Task directions: Each line in the entries below that holds the string "name" is to be listed.

-- start of Data rows --

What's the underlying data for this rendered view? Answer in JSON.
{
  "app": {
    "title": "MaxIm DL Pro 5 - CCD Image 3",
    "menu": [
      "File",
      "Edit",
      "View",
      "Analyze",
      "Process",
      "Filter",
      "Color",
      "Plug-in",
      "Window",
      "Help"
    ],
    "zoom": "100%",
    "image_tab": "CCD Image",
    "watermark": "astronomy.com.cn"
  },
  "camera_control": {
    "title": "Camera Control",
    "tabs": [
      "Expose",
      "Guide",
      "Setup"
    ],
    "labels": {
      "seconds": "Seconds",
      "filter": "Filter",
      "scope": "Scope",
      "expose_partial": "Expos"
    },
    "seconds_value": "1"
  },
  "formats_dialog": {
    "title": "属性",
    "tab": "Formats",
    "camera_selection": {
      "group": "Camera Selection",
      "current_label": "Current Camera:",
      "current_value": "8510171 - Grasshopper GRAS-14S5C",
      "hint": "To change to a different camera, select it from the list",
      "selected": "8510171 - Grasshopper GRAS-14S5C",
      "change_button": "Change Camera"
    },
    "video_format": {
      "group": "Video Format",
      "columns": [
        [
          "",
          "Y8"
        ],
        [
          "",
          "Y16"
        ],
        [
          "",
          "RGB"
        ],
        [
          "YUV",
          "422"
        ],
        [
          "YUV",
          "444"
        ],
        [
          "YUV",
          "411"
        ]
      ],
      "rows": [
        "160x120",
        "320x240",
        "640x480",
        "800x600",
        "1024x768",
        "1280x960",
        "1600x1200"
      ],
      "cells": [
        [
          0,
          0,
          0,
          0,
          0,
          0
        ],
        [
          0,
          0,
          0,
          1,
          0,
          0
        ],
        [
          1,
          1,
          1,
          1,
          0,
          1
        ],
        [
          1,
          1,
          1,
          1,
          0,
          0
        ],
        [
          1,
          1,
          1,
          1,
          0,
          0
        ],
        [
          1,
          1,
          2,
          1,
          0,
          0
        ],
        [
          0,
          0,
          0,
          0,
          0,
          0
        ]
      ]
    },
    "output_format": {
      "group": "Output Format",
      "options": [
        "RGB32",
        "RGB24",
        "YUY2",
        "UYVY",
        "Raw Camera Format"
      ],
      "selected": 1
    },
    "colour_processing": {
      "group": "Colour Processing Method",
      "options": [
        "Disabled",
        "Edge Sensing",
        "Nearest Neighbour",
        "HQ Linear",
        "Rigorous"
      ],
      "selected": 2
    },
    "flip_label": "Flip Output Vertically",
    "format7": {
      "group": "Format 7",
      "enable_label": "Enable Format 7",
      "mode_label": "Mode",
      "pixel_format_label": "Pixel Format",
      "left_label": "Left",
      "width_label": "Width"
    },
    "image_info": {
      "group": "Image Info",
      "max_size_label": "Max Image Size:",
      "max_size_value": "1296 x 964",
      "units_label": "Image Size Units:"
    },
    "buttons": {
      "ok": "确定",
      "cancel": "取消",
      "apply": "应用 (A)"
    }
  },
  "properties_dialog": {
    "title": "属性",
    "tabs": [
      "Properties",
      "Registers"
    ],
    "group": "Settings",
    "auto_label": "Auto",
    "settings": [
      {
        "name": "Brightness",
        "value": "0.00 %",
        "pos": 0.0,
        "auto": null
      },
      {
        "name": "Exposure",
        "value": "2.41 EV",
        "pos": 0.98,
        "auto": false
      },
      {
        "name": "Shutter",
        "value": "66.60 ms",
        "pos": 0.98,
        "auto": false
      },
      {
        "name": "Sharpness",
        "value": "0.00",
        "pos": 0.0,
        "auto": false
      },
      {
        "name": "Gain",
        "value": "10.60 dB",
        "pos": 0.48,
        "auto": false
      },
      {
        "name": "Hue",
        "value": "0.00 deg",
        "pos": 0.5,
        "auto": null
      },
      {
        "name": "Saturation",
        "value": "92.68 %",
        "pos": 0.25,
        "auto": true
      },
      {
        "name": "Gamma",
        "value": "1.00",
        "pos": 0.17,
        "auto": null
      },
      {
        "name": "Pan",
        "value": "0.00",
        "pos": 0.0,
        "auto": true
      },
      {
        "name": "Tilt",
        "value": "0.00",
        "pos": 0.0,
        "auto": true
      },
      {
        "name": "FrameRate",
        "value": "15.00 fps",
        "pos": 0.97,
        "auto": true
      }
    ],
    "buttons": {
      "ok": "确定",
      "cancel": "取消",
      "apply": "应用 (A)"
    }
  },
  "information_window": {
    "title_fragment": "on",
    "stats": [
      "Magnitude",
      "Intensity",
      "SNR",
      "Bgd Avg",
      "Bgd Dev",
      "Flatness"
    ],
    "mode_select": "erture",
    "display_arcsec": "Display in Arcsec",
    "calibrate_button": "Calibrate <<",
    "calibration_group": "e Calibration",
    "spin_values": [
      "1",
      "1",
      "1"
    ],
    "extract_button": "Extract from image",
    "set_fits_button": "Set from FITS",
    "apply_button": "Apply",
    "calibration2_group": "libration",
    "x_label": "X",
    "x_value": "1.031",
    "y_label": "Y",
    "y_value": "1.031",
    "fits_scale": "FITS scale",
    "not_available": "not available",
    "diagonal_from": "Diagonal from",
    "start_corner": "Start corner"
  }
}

-- end of Data rows --

Solution to this problem:
        "name": "Brightness",
        "name": "Exposure",
        "name": "Shutter",
        "name": "Sharpness",
        "name": "Gain",
        "name": "Hue",
        "name": "Saturation",
        "name": "Gamma",
        "name": "Pan",
        "name": "Tilt",
        "name": "FrameRate",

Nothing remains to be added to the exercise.